## WHAT IS NEEDED
Reproduce every line of the records below exactly as it appears, changing nothing.

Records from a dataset
══════════

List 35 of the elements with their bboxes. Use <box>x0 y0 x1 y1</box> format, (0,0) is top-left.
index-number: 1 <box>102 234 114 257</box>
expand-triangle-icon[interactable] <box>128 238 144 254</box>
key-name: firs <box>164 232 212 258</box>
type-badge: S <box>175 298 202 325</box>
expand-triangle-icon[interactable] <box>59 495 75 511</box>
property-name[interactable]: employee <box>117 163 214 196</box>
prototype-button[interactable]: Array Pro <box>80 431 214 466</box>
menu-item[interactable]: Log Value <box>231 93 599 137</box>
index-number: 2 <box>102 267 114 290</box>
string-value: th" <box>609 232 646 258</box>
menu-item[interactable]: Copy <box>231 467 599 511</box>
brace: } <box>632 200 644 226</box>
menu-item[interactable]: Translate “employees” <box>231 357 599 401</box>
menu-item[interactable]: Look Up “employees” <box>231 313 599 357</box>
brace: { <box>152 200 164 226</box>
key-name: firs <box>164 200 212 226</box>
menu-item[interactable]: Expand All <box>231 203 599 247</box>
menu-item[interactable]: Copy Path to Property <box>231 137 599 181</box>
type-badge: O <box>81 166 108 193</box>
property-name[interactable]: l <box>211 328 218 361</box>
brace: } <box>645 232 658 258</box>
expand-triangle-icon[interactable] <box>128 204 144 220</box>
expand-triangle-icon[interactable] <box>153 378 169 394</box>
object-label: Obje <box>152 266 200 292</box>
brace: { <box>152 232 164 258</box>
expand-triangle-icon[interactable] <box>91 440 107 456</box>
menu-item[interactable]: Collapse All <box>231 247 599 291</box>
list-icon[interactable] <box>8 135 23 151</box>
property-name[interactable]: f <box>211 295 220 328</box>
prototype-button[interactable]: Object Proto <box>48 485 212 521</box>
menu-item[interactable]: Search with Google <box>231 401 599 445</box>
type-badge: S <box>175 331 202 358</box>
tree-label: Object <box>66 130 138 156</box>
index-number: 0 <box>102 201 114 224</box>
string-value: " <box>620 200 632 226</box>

══════════

## TASK SOLUTION
List 35 of the elements with their bboxes. Use <box>x0 y0 x1 y1</box> format, (0,0) is top-left.
index-number: 1 <box>102 234 114 257</box>
expand-triangle-icon[interactable] <box>128 238 144 254</box>
key-name: firs <box>164 232 212 258</box>
type-badge: S <box>175 298 202 325</box>
expand-triangle-icon[interactable] <box>59 495 75 511</box>
property-name[interactable]: employee <box>117 163 214 196</box>
prototype-button[interactable]: Array Pro <box>80 431 214 466</box>
menu-item[interactable]: Log Value <box>231 93 599 137</box>
index-number: 2 <box>102 267 114 290</box>
string-value: th" <box>609 232 646 258</box>
menu-item[interactable]: Copy <box>231 467 599 511</box>
brace: } <box>632 200 644 226</box>
menu-item[interactable]: Translate “employees” <box>231 357 599 401</box>
menu-item[interactable]: Look Up “employees” <box>231 313 599 357</box>
brace: { <box>152 200 164 226</box>
key-name: firs <box>164 200 212 226</box>
menu-item[interactable]: Expand All <box>231 203 599 247</box>
menu-item[interactable]: Copy Path to Property <box>231 137 599 181</box>
type-badge: O <box>81 166 108 193</box>
property-name[interactable]: l <box>211 328 218 361</box>
brace: } <box>645 232 658 258</box>
expand-triangle-icon[interactable] <box>128 204 144 220</box>
expand-triangle-icon[interactable] <box>153 378 169 394</box>
object-label: Obje <box>152 266 200 292</box>
brace: { <box>152 232 164 258</box>
expand-triangle-icon[interactable] <box>91 440 107 456</box>
menu-item[interactable]: Collapse All <box>231 247 599 291</box>
list-icon[interactable] <box>8 135 23 151</box>
property-name[interactable]: f <box>211 295 220 328</box>
prototype-button[interactable]: Object Proto <box>48 485 212 521</box>
menu-item[interactable]: Search with Google <box>231 401 599 445</box>
type-badge: S <box>175 331 202 358</box>
tree-label: Object <box>66 130 138 156</box>
index-number: 0 <box>102 201 114 224</box>
string-value: " <box>620 200 632 226</box>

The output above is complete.